▶ _THE PROBLEM_: Make an exact copy of each entry, leaving out every picture.

▶ _EXTRACTED DATA_:
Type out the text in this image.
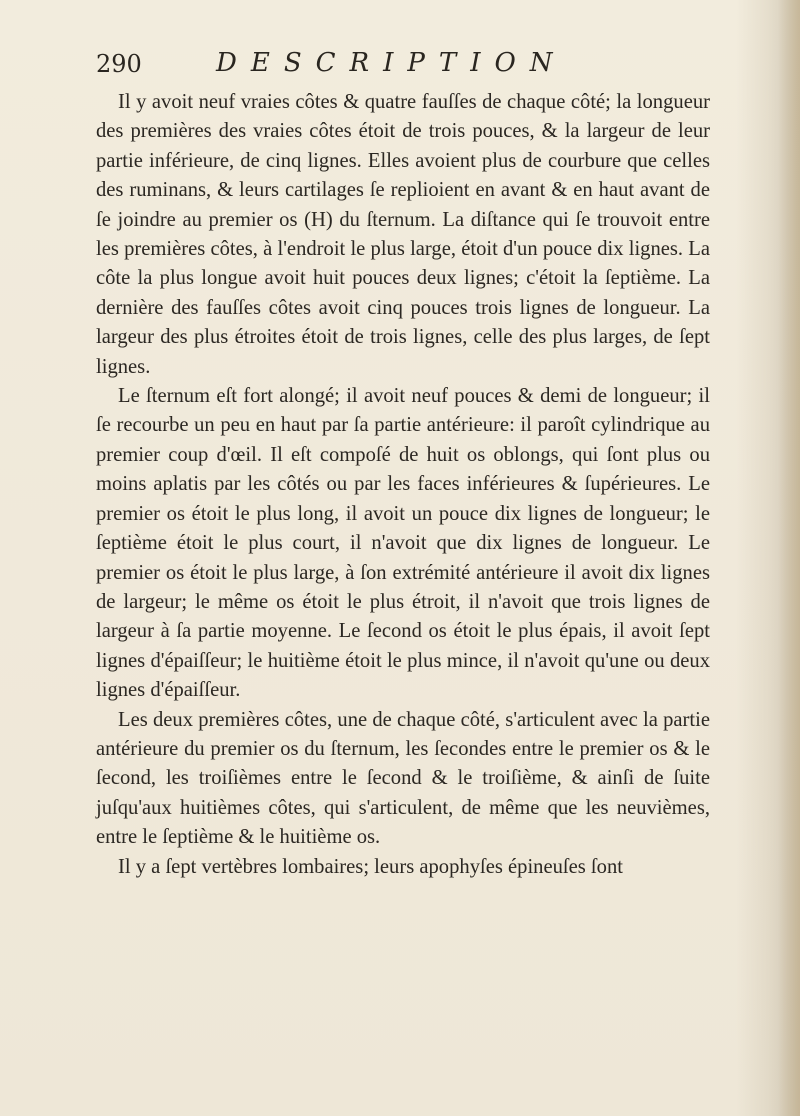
290	DESCRIPTION

Il y avoit neuf vraies côtes & quatre fauſſes de chaque côté; la longueur des premières des vraies côtes étoit de trois pouces, & la largeur de leur partie inférieure, de cinq lignes. Elles avoient plus de courbure que celles des ruminans, & leurs cartilages ſe replioient en avant & en haut avant de ſe joindre au premier os (H) du ſternum. La diſtance qui ſe trouvoit entre les premières côtes, à l'endroit le plus large, étoit d'un pouce dix lignes. La côte la plus longue avoit huit pouces deux lignes; c'étoit la ſeptième. La dernière des fauſſes côtes avoit cinq pouces trois lignes de longueur. La largeur des plus étroites étoit de trois lignes, celle des plus larges, de ſept lignes.

Le ſternum eſt fort alongé; il avoit neuf pouces & demi de longueur; il ſe recourbe un peu en haut par ſa partie antérieure: il paroît cylindrique au premier coup d'œil. Il eſt compoſé de huit os oblongs, qui ſont plus ou moins aplatis par les côtés ou par les faces inférieures & ſupérieures. Le premier os étoit le plus long, il avoit un pouce dix lignes de longueur; le ſeptième étoit le plus court, il n'avoit que dix lignes de longueur. Le premier os étoit le plus large, à ſon extrémité antérieure il avoit dix lignes de largeur; le même os étoit le plus étroit, il n'avoit que trois lignes de largeur à ſa partie moyenne. Le ſecond os étoit le plus épais, il avoit ſept lignes d'épaiſſeur; le huitième étoit le plus mince, il n'avoit qu'une ou deux lignes d'épaiſſeur.

Les deux premières côtes, une de chaque côté, s'articulent avec la partie antérieure du premier os du ſternum, les ſecondes entre le premier os & le ſecond, les troiſièmes entre le ſecond & le troiſième, & ainſi de ſuite juſqu'aux huitièmes côtes, qui s'articulent, de même que les neuvièmes, entre le ſeptième & le huitième os.

Il y a ſept vertèbres lombaires; leurs apophyſes épineuſes ſont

▶ _WRITTEN ANSWER_:
Type out the text in this image.
290	DESCRIPTION

Il y avoit neuf vraies côtes & quatre fauſſes de chaque côté; la longueur des premières des vraies côtes étoit de trois pouces, & la largeur de leur partie inférieure, de cinq lignes. Elles avoient plus de courbure que celles des ruminans, & leurs cartilages ſe replioient en avant & en haut avant de ſe joindre au premier os (H) du ſternum. La diſtance qui ſe trouvoit entre les premières côtes, à l'endroit le plus large, étoit d'un pouce dix lignes. La côte la plus longue avoit huit pouces deux lignes; c'étoit la ſeptième. La dernière des fauſſes côtes avoit cinq pouces trois lignes de longueur. La largeur des plus étroites étoit de trois lignes, celle des plus larges, de ſept lignes.

Le ſternum eſt fort alongé; il avoit neuf pouces & demi de longueur; il ſe recourbe un peu en haut par ſa partie antérieure: il paroît cylindrique au premier coup d'œil. Il eſt compoſé de huit os oblongs, qui ſont plus ou moins aplatis par les côtés ou par les faces inférieures & ſupérieures. Le premier os étoit le plus long, il avoit un pouce dix lignes de longueur; le ſeptième étoit le plus court, il n'avoit que dix lignes de longueur. Le premier os étoit le plus large, à ſon extrémité antérieure il avoit dix lignes de largeur; le même os étoit le plus étroit, il n'avoit que trois lignes de largeur à ſa partie moyenne. Le ſecond os étoit le plus épais, il avoit ſept lignes d'épaiſſeur; le huitième étoit le plus mince, il n'avoit qu'une ou deux lignes d'épaiſſeur.

Les deux premières côtes, une de chaque côté, s'articulent avec la partie antérieure du premier os du ſternum, les ſecondes entre le premier os & le ſecond, les troiſièmes entre le ſecond & le troiſième, & ainſi de ſuite juſqu'aux huitièmes côtes, qui s'articulent, de même que les neuvièmes, entre le ſeptième & le huitième os.

Il y a ſept vertèbres lombaires; leurs apophyſes épineuſes ſont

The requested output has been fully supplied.